> The exercise
Isolate every line in the data with the string "JSON" and copy it.

Saved entries
···

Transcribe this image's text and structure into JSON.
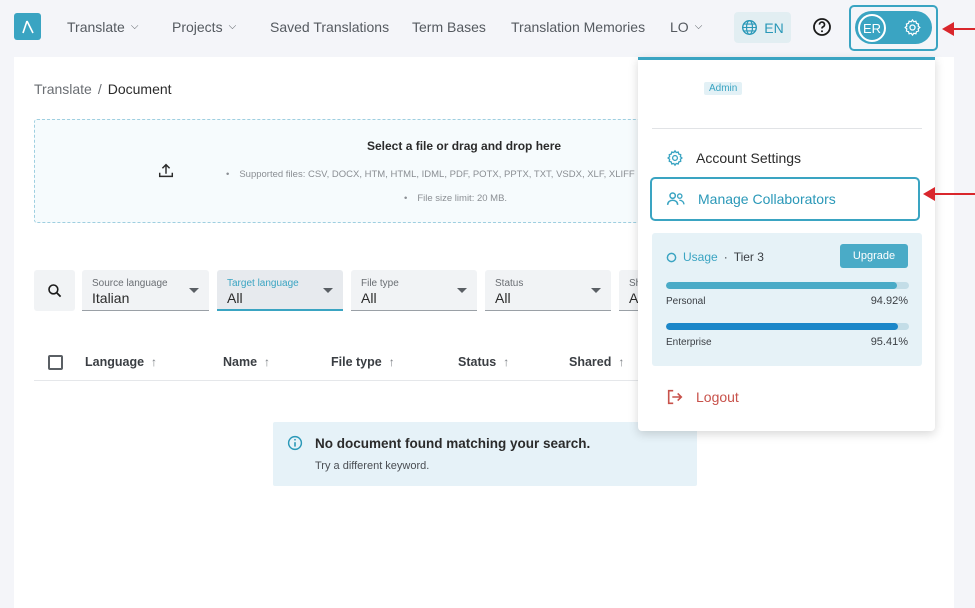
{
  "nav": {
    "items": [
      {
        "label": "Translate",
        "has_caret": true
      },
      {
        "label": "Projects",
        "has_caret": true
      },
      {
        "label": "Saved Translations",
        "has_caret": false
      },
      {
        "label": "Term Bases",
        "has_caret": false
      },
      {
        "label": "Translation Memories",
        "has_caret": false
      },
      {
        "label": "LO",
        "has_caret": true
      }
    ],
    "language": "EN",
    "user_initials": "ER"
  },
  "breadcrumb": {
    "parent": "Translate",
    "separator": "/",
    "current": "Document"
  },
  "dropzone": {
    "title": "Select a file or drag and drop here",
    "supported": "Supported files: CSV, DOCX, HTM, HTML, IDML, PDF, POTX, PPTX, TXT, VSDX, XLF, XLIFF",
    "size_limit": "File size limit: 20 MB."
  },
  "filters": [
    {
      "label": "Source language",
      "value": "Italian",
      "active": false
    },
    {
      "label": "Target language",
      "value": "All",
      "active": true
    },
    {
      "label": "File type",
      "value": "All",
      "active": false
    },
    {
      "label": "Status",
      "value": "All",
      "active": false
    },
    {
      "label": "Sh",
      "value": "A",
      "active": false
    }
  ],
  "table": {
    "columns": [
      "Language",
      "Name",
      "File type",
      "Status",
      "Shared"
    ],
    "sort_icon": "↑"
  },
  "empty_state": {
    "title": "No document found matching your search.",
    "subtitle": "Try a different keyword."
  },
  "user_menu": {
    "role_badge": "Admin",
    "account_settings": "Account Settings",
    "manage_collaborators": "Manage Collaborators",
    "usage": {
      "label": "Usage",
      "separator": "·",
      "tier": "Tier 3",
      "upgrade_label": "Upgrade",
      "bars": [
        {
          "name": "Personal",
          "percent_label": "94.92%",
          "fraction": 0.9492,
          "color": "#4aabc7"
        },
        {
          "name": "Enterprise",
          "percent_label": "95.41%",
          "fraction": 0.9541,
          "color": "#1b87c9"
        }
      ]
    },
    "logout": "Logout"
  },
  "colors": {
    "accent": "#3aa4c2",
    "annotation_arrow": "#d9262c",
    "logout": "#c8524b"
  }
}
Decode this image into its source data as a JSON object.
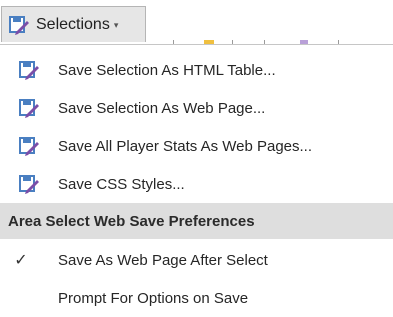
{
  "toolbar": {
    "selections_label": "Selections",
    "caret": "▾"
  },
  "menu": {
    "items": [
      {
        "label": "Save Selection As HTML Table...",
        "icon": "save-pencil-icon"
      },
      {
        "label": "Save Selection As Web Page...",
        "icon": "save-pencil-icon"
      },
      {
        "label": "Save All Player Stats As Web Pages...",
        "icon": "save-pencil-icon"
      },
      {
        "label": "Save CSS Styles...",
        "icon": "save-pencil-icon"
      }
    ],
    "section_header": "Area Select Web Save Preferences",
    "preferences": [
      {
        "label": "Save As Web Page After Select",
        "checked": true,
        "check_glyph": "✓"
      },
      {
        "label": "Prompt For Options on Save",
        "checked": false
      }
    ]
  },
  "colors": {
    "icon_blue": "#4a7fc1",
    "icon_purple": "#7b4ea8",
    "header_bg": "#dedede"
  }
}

···

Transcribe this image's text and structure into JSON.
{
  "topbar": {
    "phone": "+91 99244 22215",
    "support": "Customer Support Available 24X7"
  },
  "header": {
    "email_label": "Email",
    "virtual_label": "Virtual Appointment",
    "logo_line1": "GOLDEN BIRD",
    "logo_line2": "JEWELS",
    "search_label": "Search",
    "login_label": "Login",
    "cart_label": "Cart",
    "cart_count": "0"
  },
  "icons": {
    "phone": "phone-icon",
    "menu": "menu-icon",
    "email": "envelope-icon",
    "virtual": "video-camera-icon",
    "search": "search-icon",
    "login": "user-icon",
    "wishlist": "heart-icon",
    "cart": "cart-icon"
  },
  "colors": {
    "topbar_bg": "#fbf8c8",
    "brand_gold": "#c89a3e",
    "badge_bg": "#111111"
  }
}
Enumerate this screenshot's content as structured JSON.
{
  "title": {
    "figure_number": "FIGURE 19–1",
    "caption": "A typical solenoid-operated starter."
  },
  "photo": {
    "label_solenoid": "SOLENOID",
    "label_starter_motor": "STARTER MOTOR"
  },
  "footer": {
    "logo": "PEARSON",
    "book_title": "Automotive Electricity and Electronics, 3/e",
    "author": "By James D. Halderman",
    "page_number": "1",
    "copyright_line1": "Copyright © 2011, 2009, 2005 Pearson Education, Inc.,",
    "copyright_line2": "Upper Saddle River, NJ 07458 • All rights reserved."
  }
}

···

> Worked solution
Transcribe this image's text and structure into JSON.
Decode this image into its source data as a JSON object.
Transcribe this image's text and structure into JSON.
Enumerate this screenshot's content as structured JSON.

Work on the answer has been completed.